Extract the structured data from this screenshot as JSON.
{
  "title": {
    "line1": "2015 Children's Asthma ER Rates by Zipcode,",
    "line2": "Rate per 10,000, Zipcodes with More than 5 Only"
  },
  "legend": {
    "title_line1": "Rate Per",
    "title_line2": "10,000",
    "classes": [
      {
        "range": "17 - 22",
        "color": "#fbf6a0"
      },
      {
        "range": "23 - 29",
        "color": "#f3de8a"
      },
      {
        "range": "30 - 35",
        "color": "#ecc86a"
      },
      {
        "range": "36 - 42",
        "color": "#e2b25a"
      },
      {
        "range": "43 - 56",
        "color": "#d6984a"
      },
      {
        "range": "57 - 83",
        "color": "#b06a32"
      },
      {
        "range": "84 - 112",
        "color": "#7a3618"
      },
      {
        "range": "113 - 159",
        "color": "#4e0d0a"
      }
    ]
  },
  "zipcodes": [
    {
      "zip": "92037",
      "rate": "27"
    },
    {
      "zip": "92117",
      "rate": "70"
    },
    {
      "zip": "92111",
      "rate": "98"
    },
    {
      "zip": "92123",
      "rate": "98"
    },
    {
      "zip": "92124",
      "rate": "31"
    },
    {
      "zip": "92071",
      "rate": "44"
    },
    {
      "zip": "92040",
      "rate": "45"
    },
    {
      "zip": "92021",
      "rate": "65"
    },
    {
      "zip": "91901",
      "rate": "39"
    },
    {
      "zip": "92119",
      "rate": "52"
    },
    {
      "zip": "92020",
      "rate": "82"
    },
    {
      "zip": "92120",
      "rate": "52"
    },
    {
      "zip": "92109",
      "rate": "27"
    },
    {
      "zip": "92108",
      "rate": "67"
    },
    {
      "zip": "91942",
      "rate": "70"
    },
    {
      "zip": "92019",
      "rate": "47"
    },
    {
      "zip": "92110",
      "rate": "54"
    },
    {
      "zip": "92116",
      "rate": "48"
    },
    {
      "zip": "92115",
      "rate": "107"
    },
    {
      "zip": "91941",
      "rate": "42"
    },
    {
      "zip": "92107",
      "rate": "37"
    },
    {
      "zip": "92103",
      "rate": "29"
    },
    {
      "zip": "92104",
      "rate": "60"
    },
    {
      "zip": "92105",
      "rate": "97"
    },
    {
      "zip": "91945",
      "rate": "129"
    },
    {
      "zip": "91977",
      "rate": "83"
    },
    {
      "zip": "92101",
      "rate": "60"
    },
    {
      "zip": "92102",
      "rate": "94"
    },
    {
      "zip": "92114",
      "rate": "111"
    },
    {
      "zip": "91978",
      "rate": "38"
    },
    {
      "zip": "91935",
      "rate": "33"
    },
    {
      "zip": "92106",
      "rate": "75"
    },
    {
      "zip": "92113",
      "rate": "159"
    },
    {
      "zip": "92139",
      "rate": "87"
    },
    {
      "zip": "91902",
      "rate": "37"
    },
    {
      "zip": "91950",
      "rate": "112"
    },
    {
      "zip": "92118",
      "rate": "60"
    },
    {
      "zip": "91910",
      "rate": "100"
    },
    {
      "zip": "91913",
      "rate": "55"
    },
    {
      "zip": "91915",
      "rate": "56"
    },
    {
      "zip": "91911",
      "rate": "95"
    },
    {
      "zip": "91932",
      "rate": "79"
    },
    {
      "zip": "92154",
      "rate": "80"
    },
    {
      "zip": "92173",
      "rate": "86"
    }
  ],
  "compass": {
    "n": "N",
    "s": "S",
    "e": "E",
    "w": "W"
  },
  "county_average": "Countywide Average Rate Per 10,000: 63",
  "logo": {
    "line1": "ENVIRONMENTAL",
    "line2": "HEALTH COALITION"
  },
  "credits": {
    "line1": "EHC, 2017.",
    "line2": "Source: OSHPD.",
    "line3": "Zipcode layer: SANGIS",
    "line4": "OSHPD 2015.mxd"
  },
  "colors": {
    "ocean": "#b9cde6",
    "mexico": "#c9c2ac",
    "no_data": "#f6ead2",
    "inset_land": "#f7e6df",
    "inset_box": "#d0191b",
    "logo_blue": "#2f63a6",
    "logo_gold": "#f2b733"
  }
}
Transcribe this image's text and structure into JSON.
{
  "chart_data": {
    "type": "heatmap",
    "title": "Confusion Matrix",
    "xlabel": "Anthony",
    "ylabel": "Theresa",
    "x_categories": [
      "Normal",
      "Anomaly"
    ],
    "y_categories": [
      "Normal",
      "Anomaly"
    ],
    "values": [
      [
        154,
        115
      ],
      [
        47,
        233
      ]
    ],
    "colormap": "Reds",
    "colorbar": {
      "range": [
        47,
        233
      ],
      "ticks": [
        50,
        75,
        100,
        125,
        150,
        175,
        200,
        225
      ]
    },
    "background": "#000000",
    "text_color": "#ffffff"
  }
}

##############################

### SHORT EXERCISE
Print every record exactly as it was given.

### ANSWER
Extract the structured data from this screenshot as JSON.
{
  "title": {
    "line1": "2015 Children's Asthma ER Rates by Zipcode,",
    "line2": "Rate per 10,000, Zipcodes with More than 5 Only"
  },
  "legend": {
    "title_line1": "Rate Per",
    "title_line2": "10,000",
    "classes": [
      {
        "range": "17 - 22",
        "color": "#fbf6a0"
      },
      {
        "range": "23 - 29",
        "color": "#f3de8a"
      },
      {
        "range": "30 - 35",
        "color": "#ecc86a"
      },
      {
        "range": "36 - 42",
        "color": "#e2b25a"
      },
      {
        "range": "43 - 56",
        "color": "#d6984a"
      },
      {
        "range": "57 - 83",
        "color": "#b06a32"
      },
      {
        "range": "84 - 112",
        "color": "#7a3618"
      },
      {
        "range": "113 - 159",
        "color": "#4e0d0a"
      }
    ]
  },
  "zipcodes": [
    {
      "zip": "92037",
      "rate": "27"
    },
    {
      "zip": "92117",
      "rate": "70"
    },
    {
      "zip": "92111",
      "rate": "98"
    },
    {
      "zip": "92123",
      "rate": "98"
    },
    {
      "zip": "92124",
      "rate": "31"
    },
    {
      "zip": "92071",
      "rate": "44"
    },
    {
      "zip": "92040",
      "rate": "45"
    },
    {
      "zip": "92021",
      "rate": "65"
    },
    {
      "zip": "91901",
      "rate": "39"
    },
    {
      "zip": "92119",
      "rate": "52"
    },
    {
      "zip": "92020",
      "rate": "82"
    },
    {
      "zip": "92120",
      "rate": "52"
    },
    {
      "zip": "92109",
      "rate": "27"
    },
    {
      "zip": "92108",
      "rate": "67"
    },
    {
      "zip": "91942",
      "rate": "70"
    },
    {
      "zip": "92019",
      "rate": "47"
    },
    {
      "zip": "92110",
      "rate": "54"
    },
    {
      "zip": "92116",
      "rate": "48"
    },
    {
      "zip": "92115",
      "rate": "107"
    },
    {
      "zip": "91941",
      "rate": "42"
    },
    {
      "zip": "92107",
      "rate": "37"
    },
    {
      "zip": "92103",
      "rate": "29"
    },
    {
      "zip": "92104",
      "rate": "60"
    },
    {
      "zip": "92105",
      "rate": "97"
    },
    {
      "zip": "91945",
      "rate": "129"
    },
    {
      "zip": "91977",
      "rate": "83"
    },
    {
      "zip": "92101",
      "rate": "60"
    },
    {
      "zip": "92102",
      "rate": "94"
    },
    {
      "zip": "92114",
      "rate": "111"
    },
    {
      "zip": "91978",
      "rate": "38"
    },
    {
      "zip": "91935",
      "rate": "33"
    },
    {
      "zip": "92106",
      "rate": "75"
    },
    {
      "zip": "92113",
      "rate": "159"
    },
    {
      "zip": "92139",
      "rate": "87"
    },
    {
      "zip": "91902",
      "rate": "37"
    },
    {
      "zip": "91950",
      "rate": "112"
    },
    {
      "zip": "92118",
      "rate": "60"
    },
    {
      "zip": "91910",
      "rate": "100"
    },
    {
      "zip": "91913",
      "rate": "55"
    },
    {
      "zip": "91915",
      "rate": "56"
    },
    {
      "zip": "91911",
      "rate": "95"
    },
    {
      "zip": "91932",
      "rate": "79"
    },
    {
      "zip": "92154",
      "rate": "80"
    },
    {
      "zip": "92173",
      "rate": "86"
    }
  ],
  "compass": {
    "n": "N",
    "s": "S",
    "e": "E",
    "w": "W"
  },
  "county_average": "Countywide Average Rate Per 10,000: 63",
  "logo": {
    "line1": "ENVIRONMENTAL",
    "line2": "HEALTH COALITION"
  },
  "credits": {
    "line1": "EHC, 2017.",
    "line2": "Source: OSHPD.",
    "line3": "Zipcode layer: SANGIS",
    "line4": "OSHPD 2015.mxd"
  },
  "colors": {
    "ocean": "#b9cde6",
    "mexico": "#c9c2ac",
    "no_data": "#f6ead2",
    "inset_land": "#f7e6df",
    "inset_box": "#d0191b",
    "logo_blue": "#2f63a6",
    "logo_gold": "#f2b733"
  }
}
Transcribe this image's text and structure into JSON.
{
  "chart_data": {
    "type": "heatmap",
    "title": "Confusion Matrix",
    "xlabel": "Anthony",
    "ylabel": "Theresa",
    "x_categories": [
      "Normal",
      "Anomaly"
    ],
    "y_categories": [
      "Normal",
      "Anomaly"
    ],
    "values": [
      [
        154,
        115
      ],
      [
        47,
        233
      ]
    ],
    "colormap": "Reds",
    "colorbar": {
      "range": [
        47,
        233
      ],
      "ticks": [
        50,
        75,
        100,
        125,
        150,
        175,
        200,
        225
      ]
    },
    "background": "#000000",
    "text_color": "#ffffff"
  }
}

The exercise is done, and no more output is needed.